Dataset entries on figures:
════════════════════

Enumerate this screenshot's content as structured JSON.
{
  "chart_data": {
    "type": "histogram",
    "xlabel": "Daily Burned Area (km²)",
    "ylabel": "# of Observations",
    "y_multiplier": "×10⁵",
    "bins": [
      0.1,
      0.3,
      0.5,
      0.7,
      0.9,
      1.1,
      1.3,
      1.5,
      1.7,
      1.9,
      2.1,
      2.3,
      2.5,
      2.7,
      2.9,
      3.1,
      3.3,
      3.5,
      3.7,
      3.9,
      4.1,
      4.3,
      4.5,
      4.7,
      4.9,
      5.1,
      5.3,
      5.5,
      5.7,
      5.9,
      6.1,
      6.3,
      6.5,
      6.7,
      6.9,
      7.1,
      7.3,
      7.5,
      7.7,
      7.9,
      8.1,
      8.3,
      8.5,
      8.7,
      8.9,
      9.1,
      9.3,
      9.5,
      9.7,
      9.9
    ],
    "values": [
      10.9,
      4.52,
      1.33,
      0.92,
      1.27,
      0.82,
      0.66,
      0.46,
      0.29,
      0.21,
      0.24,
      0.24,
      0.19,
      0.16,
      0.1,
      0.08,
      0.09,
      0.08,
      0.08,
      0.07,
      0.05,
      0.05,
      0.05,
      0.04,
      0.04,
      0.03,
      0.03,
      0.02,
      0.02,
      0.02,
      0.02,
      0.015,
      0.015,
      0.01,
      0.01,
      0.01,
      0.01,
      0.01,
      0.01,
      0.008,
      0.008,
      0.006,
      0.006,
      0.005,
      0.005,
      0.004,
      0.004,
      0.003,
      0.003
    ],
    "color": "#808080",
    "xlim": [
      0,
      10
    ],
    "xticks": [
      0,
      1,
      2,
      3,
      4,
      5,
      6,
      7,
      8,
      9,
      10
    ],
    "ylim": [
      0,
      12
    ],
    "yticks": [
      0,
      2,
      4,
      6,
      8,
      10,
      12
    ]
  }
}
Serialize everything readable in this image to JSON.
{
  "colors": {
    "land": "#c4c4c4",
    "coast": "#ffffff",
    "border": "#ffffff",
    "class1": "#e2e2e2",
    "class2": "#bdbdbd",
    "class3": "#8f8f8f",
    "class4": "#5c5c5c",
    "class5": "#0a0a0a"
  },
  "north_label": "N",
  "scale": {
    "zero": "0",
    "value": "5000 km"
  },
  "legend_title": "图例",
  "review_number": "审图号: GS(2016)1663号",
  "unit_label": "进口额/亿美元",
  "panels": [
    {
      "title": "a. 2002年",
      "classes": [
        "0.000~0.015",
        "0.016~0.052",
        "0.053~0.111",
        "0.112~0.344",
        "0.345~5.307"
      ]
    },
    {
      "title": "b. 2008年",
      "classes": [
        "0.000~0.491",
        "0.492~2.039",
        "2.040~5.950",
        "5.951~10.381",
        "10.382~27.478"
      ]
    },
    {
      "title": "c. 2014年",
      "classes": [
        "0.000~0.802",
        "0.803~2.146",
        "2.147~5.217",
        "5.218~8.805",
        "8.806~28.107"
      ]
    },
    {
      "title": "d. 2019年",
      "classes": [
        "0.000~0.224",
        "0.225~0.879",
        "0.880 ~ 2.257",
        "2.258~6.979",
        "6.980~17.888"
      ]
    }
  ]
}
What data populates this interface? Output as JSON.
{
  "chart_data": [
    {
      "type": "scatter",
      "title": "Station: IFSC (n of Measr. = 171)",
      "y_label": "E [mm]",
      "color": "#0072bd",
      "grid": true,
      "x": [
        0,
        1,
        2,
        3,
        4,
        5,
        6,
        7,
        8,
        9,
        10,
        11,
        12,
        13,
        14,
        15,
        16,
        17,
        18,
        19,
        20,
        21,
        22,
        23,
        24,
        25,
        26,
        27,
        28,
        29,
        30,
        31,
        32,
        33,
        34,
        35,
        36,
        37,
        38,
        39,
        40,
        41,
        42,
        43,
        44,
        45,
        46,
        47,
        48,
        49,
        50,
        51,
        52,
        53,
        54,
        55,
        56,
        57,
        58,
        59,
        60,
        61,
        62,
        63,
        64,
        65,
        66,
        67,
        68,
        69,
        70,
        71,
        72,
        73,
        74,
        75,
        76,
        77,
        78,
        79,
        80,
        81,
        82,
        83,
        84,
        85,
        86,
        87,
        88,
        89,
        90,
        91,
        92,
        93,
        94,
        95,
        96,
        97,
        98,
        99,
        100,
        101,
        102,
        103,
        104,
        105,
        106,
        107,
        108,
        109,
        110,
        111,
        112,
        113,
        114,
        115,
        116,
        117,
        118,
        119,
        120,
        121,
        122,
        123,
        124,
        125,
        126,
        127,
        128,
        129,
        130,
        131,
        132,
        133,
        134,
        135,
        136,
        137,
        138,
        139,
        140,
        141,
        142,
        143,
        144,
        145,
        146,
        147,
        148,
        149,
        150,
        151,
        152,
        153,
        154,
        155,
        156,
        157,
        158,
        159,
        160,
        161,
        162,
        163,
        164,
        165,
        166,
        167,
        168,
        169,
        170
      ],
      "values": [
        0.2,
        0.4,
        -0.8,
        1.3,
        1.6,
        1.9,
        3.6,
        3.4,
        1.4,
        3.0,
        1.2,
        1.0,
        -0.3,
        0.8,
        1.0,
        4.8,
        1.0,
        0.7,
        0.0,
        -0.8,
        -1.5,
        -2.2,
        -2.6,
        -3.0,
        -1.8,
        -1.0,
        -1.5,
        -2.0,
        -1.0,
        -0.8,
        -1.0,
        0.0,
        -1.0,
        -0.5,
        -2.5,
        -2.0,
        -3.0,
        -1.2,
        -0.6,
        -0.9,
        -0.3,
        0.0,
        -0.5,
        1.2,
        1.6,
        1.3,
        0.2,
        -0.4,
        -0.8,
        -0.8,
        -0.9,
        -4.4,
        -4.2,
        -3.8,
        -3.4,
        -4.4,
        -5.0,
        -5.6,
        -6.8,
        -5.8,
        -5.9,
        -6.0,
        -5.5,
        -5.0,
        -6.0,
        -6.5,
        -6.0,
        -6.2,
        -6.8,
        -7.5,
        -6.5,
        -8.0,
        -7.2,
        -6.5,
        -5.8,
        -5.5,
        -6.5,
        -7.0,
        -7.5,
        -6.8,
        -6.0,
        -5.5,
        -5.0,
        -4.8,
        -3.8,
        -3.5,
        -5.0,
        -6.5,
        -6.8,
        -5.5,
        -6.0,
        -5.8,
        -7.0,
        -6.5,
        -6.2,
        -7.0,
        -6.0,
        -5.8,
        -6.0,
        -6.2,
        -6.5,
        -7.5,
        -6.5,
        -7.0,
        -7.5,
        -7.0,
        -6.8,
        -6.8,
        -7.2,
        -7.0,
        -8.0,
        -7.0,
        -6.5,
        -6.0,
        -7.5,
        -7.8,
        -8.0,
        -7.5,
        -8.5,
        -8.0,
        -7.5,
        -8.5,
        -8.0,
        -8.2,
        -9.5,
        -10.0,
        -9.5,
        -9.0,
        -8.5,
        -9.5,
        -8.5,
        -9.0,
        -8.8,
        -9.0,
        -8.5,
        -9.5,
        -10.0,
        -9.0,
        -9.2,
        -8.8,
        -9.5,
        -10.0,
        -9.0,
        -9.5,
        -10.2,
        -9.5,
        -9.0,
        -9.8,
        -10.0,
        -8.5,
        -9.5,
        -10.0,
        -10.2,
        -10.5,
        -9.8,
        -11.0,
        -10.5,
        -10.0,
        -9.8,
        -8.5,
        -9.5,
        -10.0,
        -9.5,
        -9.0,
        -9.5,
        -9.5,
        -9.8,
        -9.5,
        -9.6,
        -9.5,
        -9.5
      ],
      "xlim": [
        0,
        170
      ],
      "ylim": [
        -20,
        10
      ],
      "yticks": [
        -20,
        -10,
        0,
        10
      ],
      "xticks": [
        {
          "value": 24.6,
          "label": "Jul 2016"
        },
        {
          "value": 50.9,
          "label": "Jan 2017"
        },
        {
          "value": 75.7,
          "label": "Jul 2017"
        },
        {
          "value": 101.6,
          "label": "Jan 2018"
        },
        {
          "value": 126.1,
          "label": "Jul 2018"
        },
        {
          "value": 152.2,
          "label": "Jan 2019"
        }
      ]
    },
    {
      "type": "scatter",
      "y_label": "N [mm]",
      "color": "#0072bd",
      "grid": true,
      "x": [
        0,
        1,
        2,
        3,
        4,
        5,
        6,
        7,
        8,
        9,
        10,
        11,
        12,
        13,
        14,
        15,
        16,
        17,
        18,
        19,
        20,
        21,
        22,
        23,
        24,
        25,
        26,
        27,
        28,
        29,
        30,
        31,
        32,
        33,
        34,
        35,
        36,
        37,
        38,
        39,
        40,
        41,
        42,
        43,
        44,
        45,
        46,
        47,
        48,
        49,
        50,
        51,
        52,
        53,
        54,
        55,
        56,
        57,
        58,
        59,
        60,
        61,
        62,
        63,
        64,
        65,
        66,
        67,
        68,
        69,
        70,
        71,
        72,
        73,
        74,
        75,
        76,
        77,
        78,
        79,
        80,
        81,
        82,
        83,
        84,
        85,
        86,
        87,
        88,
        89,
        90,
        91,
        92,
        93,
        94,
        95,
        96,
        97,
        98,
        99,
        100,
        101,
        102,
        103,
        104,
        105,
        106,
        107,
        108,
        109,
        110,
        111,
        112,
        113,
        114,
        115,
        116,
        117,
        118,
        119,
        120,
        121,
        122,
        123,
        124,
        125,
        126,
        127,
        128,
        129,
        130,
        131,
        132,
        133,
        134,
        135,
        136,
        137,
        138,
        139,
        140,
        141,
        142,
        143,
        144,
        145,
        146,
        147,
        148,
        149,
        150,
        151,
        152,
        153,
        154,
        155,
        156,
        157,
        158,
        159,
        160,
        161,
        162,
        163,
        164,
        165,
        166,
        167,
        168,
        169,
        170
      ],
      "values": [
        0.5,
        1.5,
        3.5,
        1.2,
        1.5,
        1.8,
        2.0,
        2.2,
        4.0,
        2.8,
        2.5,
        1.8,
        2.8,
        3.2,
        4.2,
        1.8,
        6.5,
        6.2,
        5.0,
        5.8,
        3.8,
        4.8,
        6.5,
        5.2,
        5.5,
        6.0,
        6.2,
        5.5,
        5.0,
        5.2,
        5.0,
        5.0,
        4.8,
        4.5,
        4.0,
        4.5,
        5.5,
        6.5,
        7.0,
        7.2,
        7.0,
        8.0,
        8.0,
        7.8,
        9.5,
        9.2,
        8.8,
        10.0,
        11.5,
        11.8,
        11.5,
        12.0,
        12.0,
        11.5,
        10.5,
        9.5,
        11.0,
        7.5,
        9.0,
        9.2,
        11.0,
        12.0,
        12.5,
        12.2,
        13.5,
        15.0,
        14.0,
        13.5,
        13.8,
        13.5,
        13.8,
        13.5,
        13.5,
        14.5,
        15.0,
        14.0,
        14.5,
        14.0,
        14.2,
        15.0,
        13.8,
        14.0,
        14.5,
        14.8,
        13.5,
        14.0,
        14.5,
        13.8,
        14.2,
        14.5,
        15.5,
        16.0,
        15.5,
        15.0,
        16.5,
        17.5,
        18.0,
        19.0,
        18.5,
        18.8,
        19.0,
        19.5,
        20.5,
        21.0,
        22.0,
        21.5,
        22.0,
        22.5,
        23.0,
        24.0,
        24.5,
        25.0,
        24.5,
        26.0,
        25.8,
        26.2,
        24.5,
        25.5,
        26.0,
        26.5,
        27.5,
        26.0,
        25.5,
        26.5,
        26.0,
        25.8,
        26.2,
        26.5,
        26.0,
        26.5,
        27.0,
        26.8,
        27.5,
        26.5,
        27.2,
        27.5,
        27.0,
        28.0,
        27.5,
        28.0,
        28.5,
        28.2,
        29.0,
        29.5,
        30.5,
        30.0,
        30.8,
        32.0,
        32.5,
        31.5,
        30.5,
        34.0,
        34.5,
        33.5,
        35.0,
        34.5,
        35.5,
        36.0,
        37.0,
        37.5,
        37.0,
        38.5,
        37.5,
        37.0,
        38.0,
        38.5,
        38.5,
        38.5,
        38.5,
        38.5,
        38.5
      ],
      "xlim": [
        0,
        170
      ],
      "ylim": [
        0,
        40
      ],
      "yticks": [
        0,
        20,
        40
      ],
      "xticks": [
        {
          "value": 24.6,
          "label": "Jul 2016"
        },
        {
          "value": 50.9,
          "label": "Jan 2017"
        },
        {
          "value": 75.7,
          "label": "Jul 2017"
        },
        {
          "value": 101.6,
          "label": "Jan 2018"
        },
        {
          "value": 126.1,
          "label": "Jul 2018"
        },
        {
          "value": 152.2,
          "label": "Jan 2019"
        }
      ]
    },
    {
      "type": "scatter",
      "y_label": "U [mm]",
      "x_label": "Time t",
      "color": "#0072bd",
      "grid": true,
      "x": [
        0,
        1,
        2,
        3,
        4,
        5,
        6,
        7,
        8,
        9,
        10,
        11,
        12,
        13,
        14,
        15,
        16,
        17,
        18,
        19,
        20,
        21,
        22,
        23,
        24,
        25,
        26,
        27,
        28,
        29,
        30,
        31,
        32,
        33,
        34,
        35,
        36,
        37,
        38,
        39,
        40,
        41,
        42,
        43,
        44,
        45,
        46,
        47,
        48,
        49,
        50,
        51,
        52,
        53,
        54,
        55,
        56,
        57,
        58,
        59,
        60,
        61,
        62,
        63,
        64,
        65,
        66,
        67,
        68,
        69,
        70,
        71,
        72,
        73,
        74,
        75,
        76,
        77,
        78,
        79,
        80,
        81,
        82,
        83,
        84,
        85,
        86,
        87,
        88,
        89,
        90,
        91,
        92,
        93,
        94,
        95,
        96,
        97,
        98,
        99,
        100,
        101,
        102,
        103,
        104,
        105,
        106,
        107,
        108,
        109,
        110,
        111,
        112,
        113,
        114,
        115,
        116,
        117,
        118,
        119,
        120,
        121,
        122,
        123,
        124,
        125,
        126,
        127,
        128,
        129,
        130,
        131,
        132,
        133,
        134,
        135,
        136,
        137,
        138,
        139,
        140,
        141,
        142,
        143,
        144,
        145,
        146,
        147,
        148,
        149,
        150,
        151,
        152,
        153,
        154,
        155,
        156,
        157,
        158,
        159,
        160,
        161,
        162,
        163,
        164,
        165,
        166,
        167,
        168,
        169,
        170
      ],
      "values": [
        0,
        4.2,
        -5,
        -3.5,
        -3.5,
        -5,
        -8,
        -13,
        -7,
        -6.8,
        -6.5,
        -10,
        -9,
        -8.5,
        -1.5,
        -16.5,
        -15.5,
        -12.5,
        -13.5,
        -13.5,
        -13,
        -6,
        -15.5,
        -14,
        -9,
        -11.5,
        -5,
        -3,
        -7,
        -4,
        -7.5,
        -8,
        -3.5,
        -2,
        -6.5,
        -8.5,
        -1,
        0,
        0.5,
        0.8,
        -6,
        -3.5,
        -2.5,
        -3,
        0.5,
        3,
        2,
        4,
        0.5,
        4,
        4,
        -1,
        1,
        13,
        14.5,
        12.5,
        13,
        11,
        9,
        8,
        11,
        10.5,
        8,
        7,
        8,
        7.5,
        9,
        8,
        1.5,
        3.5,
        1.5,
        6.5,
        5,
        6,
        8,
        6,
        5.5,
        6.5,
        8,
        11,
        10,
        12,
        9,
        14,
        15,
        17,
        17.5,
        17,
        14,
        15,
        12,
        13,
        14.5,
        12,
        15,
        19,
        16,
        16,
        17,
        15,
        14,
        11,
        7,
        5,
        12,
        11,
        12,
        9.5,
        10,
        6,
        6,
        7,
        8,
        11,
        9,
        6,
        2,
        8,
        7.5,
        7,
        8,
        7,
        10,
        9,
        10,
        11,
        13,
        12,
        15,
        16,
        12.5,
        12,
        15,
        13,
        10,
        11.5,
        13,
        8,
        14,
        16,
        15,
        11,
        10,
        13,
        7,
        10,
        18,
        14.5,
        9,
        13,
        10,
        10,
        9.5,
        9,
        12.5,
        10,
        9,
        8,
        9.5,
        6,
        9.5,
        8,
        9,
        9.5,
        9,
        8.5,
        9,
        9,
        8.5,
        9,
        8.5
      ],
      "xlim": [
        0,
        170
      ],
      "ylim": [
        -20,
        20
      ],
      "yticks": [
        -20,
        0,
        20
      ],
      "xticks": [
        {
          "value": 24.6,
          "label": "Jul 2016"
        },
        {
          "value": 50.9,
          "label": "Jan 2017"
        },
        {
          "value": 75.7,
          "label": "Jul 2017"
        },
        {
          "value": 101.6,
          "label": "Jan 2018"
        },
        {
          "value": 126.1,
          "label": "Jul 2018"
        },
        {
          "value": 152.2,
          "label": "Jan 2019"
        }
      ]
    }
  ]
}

════════════════════

SHORT PROBLEM
Where a line in the entries holds the word "JSON", copy that line.

SOLVED EXERCISE
Enumerate this screenshot's content as structured JSON.
Serialize everything readable in this image to JSON.
What data populates this interface? Output as JSON.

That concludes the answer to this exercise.